Transcribe the full listing below exactly.

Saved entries
* Start *

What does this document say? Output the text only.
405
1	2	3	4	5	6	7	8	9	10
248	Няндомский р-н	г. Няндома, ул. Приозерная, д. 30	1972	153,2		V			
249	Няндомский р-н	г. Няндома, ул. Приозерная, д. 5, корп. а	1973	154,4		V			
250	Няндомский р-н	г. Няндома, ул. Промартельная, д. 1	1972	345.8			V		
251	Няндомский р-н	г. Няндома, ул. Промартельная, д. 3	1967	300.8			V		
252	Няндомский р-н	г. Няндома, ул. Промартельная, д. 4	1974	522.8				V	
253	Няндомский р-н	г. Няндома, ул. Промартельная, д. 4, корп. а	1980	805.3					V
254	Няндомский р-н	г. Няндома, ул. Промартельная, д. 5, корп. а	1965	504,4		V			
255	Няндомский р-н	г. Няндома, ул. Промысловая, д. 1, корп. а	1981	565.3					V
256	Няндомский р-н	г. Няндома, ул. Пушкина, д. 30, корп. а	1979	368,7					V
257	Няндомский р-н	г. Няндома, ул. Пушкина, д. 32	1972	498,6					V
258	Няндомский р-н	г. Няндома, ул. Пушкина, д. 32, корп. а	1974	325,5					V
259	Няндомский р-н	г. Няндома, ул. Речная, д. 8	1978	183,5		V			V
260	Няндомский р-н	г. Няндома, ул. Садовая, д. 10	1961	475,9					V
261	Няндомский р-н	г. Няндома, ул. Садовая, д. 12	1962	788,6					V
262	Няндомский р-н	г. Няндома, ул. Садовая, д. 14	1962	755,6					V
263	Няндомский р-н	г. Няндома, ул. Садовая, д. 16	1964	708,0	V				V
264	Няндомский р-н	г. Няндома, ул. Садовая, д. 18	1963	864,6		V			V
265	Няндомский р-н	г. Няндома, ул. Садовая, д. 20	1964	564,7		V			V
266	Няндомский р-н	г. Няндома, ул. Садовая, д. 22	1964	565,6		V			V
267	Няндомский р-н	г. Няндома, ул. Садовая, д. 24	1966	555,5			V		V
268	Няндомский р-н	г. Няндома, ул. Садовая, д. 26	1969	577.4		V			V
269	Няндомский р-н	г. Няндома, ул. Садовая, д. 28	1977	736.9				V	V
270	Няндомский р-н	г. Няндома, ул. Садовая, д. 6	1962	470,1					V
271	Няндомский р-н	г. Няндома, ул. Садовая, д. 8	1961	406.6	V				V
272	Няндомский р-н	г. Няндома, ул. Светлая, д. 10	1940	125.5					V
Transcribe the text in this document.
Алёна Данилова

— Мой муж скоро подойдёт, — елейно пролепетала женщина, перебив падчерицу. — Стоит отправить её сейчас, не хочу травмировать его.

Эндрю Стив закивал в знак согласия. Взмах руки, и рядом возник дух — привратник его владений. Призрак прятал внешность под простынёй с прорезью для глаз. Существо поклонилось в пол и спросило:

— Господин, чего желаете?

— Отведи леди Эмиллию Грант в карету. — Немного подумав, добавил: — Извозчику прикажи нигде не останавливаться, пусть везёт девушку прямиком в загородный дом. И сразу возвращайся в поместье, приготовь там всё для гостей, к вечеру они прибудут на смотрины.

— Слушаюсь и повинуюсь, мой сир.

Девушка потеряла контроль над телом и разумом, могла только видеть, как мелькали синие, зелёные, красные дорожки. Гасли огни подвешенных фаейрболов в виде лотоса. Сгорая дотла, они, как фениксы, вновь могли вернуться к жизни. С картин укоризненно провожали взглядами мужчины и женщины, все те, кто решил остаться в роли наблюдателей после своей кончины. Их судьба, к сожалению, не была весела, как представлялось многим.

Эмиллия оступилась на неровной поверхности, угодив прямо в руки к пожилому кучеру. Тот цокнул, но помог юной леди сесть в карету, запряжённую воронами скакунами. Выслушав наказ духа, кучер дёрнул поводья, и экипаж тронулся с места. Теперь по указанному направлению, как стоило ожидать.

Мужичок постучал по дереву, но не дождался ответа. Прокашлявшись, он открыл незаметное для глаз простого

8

* End *

■ EXERCISE RESPONSE:
What does this document say? Output the text only.
405
1	2	3	4	5	6	7	8	9	10
248	Няндомский р-н	г. Няндома, ул. Приозерная, д. 30	1972	153,2		V			
249	Няндомский р-н	г. Няндома, ул. Приозерная, д. 5, корп. а	1973	154,4		V			
250	Няндомский р-н	г. Няндома, ул. Промартельная, д. 1	1972	345.8			V		
251	Няндомский р-н	г. Няндома, ул. Промартельная, д. 3	1967	300.8			V		
252	Няндомский р-н	г. Няндома, ул. Промартельная, д. 4	1974	522.8				V	
253	Няндомский р-н	г. Няндома, ул. Промартельная, д. 4, корп. а	1980	805.3					V
254	Няндомский р-н	г. Няндома, ул. Промартельная, д. 5, корп. а	1965	504,4		V			
255	Няндомский р-н	г. Няндома, ул. Промысловая, д. 1, корп. а	1981	565.3					V
256	Няндомский р-н	г. Няндома, ул. Пушкина, д. 30, корп. а	1979	368,7					V
257	Няндомский р-н	г. Няндома, ул. Пушкина, д. 32	1972	498,6					V
258	Няндомский р-н	г. Няндома, ул. Пушкина, д. 32, корп. а	1974	325,5					V
259	Няндомский р-н	г. Няндома, ул. Речная, д. 8	1978	183,5		V			V
260	Няндомский р-н	г. Няндома, ул. Садовая, д. 10	1961	475,9					V
261	Няндомский р-н	г. Няндома, ул. Садовая, д. 12	1962	788,6					V
262	Няндомский р-н	г. Няндома, ул. Садовая, д. 14	1962	755,6					V
263	Няндомский р-н	г. Няндома, ул. Садовая, д. 16	1964	708,0	V				V
264	Няндомский р-н	г. Няндома, ул. Садовая, д. 18	1963	864,6		V			V
265	Няндомский р-н	г. Няндома, ул. Садовая, д. 20	1964	564,7		V			V
266	Няндомский р-н	г. Няндома, ул. Садовая, д. 22	1964	565,6		V			V
267	Няндомский р-н	г. Няндома, ул. Садовая, д. 24	1966	555,5			V		V
268	Няндомский р-н	г. Няндома, ул. Садовая, д. 26	1969	577.4		V			V
269	Няндомский р-н	г. Няндома, ул. Садовая, д. 28	1977	736.9				V	V
270	Няндомский р-н	г. Няндома, ул. Садовая, д. 6	1962	470,1					V
271	Няндомский р-н	г. Няндома, ул. Садовая, д. 8	1961	406.6	V				V
272	Няндомский р-н	г. Няндома, ул. Светлая, д. 10	1940	125.5					V
Transcribe the text in this document.
Алёна Данилова

— Мой муж скоро подойдёт, — елейно пролепетала женщина, перебив падчерицу. — Стоит отправить её сейчас, не хочу травмировать его.

Эндрю Стив закивал в знак согласия. Взмах руки, и рядом возник дух — привратник его владений. Призрак прятал внешность под простынёй с прорезью для глаз. Существо поклонилось в пол и спросило:

— Господин, чего желаете?

— Отведи леди Эмиллию Грант в карету. — Немного подумав, добавил: — Извозчику прикажи нигде не останавливаться, пусть везёт девушку прямиком в загородный дом. И сразу возвращайся в поместье, приготовь там всё для гостей, к вечеру они прибудут на смотрины.

— Слушаюсь и повинуюсь, мой сир.

Девушка потеряла контроль над телом и разумом, могла только видеть, как мелькали синие, зелёные, красные дорожки. Гасли огни подвешенных фаейрболов в виде лотоса. Сгорая дотла, они, как фениксы, вновь могли вернуться к жизни. С картин укоризненно провожали взглядами мужчины и женщины, все те, кто решил остаться в роли наблюдателей после своей кончины. Их судьба, к сожалению, не была весела, как представлялось многим.

Эмиллия оступилась на неровной поверхности, угодив прямо в руки к пожилому кучеру. Тот цокнул, но помог юной леди сесть в карету, запряжённую воронами скакунами. Выслушав наказ духа, кучер дёрнул поводья, и экипаж тронулся с места. Теперь по указанному направлению, как стоило ожидать.

Мужичок постучал по дереву, но не дождался ответа. Прокашлявшись, он открыл незаметное для глаз простого

8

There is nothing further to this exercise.